Pick out every line in the data below that holds "Total".

MATERIAL
• • • •
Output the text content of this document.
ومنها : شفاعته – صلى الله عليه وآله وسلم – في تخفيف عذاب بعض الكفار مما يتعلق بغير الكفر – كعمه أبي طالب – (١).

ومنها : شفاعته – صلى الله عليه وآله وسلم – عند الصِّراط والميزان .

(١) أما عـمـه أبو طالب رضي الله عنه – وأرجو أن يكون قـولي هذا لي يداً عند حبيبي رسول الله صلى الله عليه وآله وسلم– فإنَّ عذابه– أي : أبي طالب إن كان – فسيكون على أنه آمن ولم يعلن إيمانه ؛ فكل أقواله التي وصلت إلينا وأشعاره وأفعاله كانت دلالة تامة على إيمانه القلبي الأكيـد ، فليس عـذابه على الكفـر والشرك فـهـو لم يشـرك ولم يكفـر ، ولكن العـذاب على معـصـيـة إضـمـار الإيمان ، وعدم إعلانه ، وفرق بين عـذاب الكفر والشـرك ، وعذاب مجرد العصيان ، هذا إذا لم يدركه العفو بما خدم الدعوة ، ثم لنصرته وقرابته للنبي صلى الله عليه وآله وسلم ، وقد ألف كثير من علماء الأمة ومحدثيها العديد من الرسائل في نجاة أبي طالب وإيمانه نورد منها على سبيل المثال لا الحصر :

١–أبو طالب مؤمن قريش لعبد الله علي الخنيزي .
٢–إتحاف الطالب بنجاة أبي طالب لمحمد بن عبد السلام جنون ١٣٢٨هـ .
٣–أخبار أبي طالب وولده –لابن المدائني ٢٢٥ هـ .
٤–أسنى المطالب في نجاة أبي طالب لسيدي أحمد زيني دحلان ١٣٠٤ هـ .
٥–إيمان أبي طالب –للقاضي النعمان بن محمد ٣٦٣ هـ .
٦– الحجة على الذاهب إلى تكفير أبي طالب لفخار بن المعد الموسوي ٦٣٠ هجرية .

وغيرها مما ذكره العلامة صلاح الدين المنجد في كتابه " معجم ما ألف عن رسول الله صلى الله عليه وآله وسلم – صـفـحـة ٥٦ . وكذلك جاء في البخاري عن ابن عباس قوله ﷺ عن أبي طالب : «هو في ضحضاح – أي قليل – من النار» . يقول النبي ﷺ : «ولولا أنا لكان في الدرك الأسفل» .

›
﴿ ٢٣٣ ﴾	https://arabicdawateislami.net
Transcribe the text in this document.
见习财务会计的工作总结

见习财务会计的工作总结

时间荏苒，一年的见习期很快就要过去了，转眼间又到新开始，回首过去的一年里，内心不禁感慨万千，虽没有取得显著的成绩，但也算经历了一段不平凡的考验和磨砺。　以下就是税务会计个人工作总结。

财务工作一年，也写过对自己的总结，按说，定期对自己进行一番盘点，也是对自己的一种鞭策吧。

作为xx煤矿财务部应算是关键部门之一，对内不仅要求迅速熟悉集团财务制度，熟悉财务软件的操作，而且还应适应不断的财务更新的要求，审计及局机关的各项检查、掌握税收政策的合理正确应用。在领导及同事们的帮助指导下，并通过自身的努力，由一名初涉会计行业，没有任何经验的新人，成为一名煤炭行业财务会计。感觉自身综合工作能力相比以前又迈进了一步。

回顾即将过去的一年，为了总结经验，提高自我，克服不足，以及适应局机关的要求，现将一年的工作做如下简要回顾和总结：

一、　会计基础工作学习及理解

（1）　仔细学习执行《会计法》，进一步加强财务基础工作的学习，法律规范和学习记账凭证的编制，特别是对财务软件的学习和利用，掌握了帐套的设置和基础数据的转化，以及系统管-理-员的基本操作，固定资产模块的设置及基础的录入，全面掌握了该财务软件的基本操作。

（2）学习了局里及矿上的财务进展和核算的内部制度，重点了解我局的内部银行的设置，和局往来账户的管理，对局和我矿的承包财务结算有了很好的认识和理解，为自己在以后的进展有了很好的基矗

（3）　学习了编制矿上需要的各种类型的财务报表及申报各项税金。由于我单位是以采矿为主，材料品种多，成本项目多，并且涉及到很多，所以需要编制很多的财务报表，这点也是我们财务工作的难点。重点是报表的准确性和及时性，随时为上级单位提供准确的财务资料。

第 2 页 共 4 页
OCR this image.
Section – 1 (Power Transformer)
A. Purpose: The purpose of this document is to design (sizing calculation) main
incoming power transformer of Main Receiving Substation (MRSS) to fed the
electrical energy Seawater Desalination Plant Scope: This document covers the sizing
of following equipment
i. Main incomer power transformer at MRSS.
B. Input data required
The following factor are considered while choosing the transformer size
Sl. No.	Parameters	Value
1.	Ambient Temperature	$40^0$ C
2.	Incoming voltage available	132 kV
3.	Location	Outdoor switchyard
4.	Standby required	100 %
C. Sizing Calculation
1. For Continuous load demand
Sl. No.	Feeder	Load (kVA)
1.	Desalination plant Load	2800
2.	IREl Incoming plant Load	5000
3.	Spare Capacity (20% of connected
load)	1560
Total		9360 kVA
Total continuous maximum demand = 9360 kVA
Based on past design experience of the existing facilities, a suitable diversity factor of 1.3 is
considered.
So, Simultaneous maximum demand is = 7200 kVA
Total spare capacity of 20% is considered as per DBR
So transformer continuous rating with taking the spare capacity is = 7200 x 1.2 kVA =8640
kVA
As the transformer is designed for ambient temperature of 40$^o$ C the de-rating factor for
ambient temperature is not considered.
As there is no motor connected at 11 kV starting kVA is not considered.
• • • •
SOLUTION FOR THIS PROBLEM
Total		9360 kVA
Total continuous maximum demand = 9360 kVA
Total spare capacity of 20% is considered as per DBR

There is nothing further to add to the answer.